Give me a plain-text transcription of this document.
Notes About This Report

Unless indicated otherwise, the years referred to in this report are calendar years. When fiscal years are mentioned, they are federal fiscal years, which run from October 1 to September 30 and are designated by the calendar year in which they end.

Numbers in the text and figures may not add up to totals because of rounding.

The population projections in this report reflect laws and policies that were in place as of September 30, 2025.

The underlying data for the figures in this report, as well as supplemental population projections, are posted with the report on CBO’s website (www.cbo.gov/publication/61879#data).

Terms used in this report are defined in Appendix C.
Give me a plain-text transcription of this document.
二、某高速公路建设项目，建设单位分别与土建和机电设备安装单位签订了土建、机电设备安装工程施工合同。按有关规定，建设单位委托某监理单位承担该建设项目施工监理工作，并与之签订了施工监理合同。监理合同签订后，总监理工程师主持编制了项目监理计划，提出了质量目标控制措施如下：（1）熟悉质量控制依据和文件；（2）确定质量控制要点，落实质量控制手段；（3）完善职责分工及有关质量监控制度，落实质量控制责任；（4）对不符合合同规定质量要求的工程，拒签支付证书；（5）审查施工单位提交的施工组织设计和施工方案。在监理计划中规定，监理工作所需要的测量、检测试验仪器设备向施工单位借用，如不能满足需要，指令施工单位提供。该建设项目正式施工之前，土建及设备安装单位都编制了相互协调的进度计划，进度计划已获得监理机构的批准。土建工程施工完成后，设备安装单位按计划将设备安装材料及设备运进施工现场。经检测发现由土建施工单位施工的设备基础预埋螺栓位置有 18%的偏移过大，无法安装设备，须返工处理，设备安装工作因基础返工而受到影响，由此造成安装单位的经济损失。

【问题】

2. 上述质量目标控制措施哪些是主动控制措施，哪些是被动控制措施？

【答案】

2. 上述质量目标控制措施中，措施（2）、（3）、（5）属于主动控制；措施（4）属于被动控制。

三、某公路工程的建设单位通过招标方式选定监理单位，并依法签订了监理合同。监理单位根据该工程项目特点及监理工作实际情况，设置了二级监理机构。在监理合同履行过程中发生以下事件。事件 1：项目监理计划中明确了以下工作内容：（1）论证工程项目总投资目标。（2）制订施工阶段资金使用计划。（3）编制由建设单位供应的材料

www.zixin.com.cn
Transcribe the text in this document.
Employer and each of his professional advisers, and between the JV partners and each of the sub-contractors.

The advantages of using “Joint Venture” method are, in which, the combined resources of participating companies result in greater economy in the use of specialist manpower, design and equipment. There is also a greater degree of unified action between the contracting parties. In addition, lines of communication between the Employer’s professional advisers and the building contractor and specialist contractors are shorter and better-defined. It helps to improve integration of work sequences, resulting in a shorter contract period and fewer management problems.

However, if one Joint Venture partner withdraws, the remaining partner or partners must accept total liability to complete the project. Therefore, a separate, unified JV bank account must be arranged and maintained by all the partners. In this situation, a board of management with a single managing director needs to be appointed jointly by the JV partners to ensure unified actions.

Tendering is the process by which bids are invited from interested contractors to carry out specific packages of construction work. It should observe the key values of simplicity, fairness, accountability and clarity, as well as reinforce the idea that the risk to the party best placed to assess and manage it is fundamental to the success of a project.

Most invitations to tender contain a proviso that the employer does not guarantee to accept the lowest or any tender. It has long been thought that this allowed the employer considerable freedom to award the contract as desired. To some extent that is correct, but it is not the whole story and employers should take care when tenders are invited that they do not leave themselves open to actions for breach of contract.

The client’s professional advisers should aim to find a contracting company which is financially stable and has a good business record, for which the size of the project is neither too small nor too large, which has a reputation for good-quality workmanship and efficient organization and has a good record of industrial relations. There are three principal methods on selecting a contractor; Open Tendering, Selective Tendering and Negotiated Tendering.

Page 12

◆ **WHAT NEEDS TO BE DONE**
Copy out all of the data exactly, leaving nothing out.

◆ **THE SOLUTION**
Give me a plain-text transcription of this document.
Notes About This Report

Unless indicated otherwise, the years referred to in this report are calendar years. When fiscal years are mentioned, they are federal fiscal years, which run from October 1 to September 30 and are designated by the calendar year in which they end.

Numbers in the text and figures may not add up to totals because of rounding.

The population projections in this report reflect laws and policies that were in place as of September 30, 2025.

The underlying data for the figures in this report, as well as supplemental population projections, are posted with the report on CBO’s website (www.cbo.gov/publication/61879#data).

Terms used in this report are defined in Appendix C.
Give me a plain-text transcription of this document.
二、某高速公路建设项目，建设单位分别与土建和机电设备安装单位签订了土建、机电设备安装工程施工合同。按有关规定，建设单位委托某监理单位承担该建设项目施工监理工作，并与之签订了施工监理合同。监理合同签订后，总监理工程师主持编制了项目监理计划，提出了质量目标控制措施如下：（1）熟悉质量控制依据和文件；（2）确定质量控制要点，落实质量控制手段；（3）完善职责分工及有关质量监控制度，落实质量控制责任；（4）对不符合合同规定质量要求的工程，拒签支付证书；（5）审查施工单位提交的施工组织设计和施工方案。在监理计划中规定，监理工作所需要的测量、检测试验仪器设备向施工单位借用，如不能满足需要，指令施工单位提供。该建设项目正式施工之前，土建及设备安装单位都编制了相互协调的进度计划，进度计划已获得监理机构的批准。土建工程施工完成后，设备安装单位按计划将设备安装材料及设备运进施工现场。经检测发现由土建施工单位施工的设备基础预埋螺栓位置有 18%的偏移过大，无法安装设备，须返工处理，设备安装工作因基础返工而受到影响，由此造成安装单位的经济损失。

【问题】

2. 上述质量目标控制措施哪些是主动控制措施，哪些是被动控制措施？

【答案】

2. 上述质量目标控制措施中，措施（2）、（3）、（5）属于主动控制；措施（4）属于被动控制。

三、某公路工程的建设单位通过招标方式选定监理单位，并依法签订了监理合同。监理单位根据该工程项目特点及监理工作实际情况，设置了二级监理机构。在监理合同履行过程中发生以下事件。事件 1：项目监理计划中明确了以下工作内容：（1）论证工程项目总投资目标。（2）制订施工阶段资金使用计划。（3）编制由建设单位供应的材料

www.zixin.com.cn
Transcribe the text in this document.
Employer and each of his professional advisers, and between the JV partners and each of the sub-contractors.

The advantages of using “Joint Venture” method are, in which, the combined resources of participating companies result in greater economy in the use of specialist manpower, design and equipment. There is also a greater degree of unified action between the contracting parties. In addition, lines of communication between the Employer’s professional advisers and the building contractor and specialist contractors are shorter and better-defined. It helps to improve integration of work sequences, resulting in a shorter contract period and fewer management problems.

However, if one Joint Venture partner withdraws, the remaining partner or partners must accept total liability to complete the project. Therefore, a separate, unified JV bank account must be arranged and maintained by all the partners. In this situation, a board of management with a single managing director needs to be appointed jointly by the JV partners to ensure unified actions.

Tendering is the process by which bids are invited from interested contractors to carry out specific packages of construction work. It should observe the key values of simplicity, fairness, accountability and clarity, as well as reinforce the idea that the risk to the party best placed to assess and manage it is fundamental to the success of a project.

Most invitations to tender contain a proviso that the employer does not guarantee to accept the lowest or any tender. It has long been thought that this allowed the employer considerable freedom to award the contract as desired. To some extent that is correct, but it is not the whole story and employers should take care when tenders are invited that they do not leave themselves open to actions for breach of contract.

The client’s professional advisers should aim to find a contracting company which is financially stable and has a good business record, for which the size of the project is neither too small nor too large, which has a reputation for good-quality workmanship and efficient organization and has a good record of industrial relations. There are three principal methods on selecting a contractor; Open Tendering, Selective Tendering and Negotiated Tendering.

Page 12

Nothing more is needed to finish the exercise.